[Opening Supplied material section]
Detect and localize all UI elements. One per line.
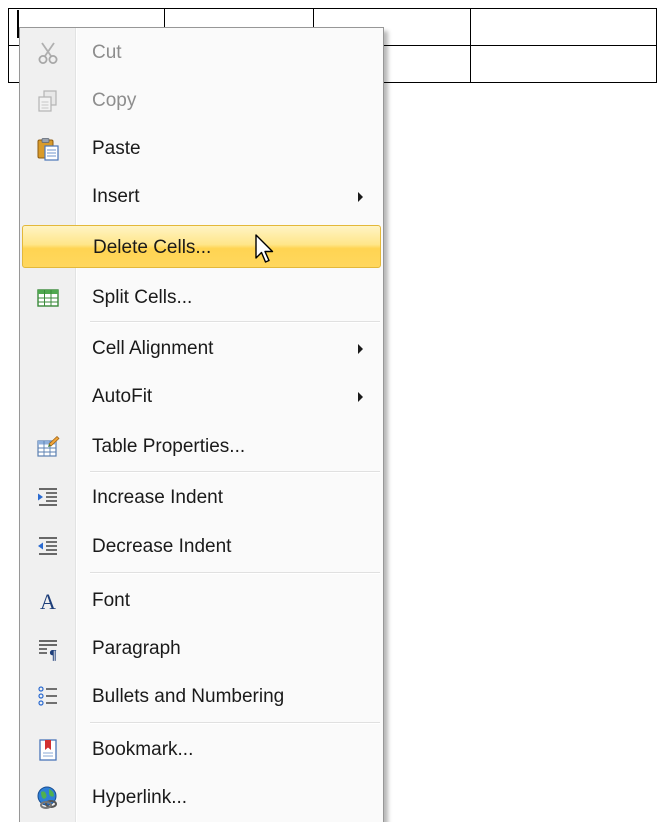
menu-item-label: Hyperlink...	[92, 787, 188, 808]
font-icon: A	[36, 589, 60, 613]
menu-item-label: Bookmark...	[92, 739, 194, 760]
menu-separator	[90, 722, 380, 724]
scissors-icon	[36, 41, 60, 65]
document-page: Cut Copy Paste Insert Delete Cells... Sp…	[0, 0, 657, 822]
table-cell[interactable]	[469, 45, 657, 83]
submenu-arrow-icon	[358, 392, 363, 402]
submenu-arrow-icon	[358, 192, 363, 202]
table-properties-icon	[36, 435, 60, 459]
menu-item-insert[interactable]: Insert	[22, 175, 381, 218]
menu-item-cell-alignment[interactable]: Cell Alignment	[22, 327, 381, 370]
menu-item-increase-indent[interactable]: Increase Indent	[22, 476, 381, 519]
menu-separator	[90, 572, 380, 574]
submenu-arrow-icon	[358, 344, 363, 354]
decrease-indent-icon	[36, 535, 60, 559]
menu-item-label: Paste	[92, 138, 141, 159]
bookmark-icon	[36, 738, 60, 762]
menu-item-label: Split Cells...	[92, 287, 193, 308]
menu-item-label: Font	[92, 590, 131, 611]
menu-item-delete-cells[interactable]: Delete Cells...	[22, 225, 381, 268]
menu-item-label: Bullets and Numbering	[92, 686, 285, 707]
menu-item-copy[interactable]: Copy	[22, 79, 381, 122]
menu-item-paragraph[interactable]: ¶ Paragraph	[22, 627, 381, 670]
menu-item-label: Decrease Indent	[92, 536, 232, 557]
menu-item-label: Copy	[92, 90, 137, 111]
menu-item-label: AutoFit	[92, 386, 153, 407]
menu-item-label: Cell Alignment	[92, 338, 214, 359]
menu-item-label: Delete Cells...	[93, 237, 212, 258]
menu-item-label: Paragraph	[92, 638, 181, 659]
hyperlink-globe-icon	[36, 786, 60, 810]
menu-item-label: Insert	[92, 186, 140, 207]
menu-separator	[90, 471, 380, 473]
svg-text:A: A	[40, 589, 56, 613]
table-cell[interactable]	[469, 8, 657, 46]
menu-item-cut[interactable]: Cut	[22, 31, 381, 74]
menu-item-bookmark[interactable]: Bookmark...	[22, 728, 381, 771]
menu-item-hyperlink[interactable]: Hyperlink...	[22, 776, 381, 819]
clipboard-paste-icon	[36, 137, 60, 161]
menu-item-label: Increase Indent	[92, 487, 223, 508]
copy-icon	[36, 89, 60, 113]
menu-item-decrease-indent[interactable]: Decrease Indent	[22, 525, 381, 568]
menu-item-label: Cut	[92, 42, 122, 63]
menu-item-split-cells[interactable]: Split Cells...	[22, 276, 381, 319]
increase-indent-icon	[36, 486, 60, 510]
numbered-list-icon	[36, 685, 60, 709]
context-menu: Cut Copy Paste Insert Delete Cells... Sp…	[19, 27, 384, 822]
mouse-pointer-icon	[254, 233, 276, 272]
menu-item-font[interactable]: A Font	[22, 579, 381, 622]
paragraph-icon: ¶	[36, 637, 60, 661]
menu-item-label: Table Properties...	[92, 436, 246, 457]
menu-item-autofit[interactable]: AutoFit	[22, 375, 381, 418]
menu-item-bullets-and-numbering[interactable]: Bullets and Numbering	[22, 675, 381, 718]
menu-separator	[90, 321, 380, 323]
menu-item-table-properties[interactable]: Table Properties...	[22, 425, 381, 468]
menu-item-paste[interactable]: Paste	[22, 127, 381, 170]
table-grid-icon	[36, 286, 60, 310]
svg-text:¶: ¶	[49, 648, 57, 661]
[Closing Supplied material section]
How to complete this task:
Wherever "Bullets" appears in the listing, report the line it is on.

Exercise output:
menu-item-label: Bullets and Numbering	[92, 686, 285, 707]
menu-item-bullets-and-numbering[interactable]: Bullets and Numbering	[22, 675, 381, 718]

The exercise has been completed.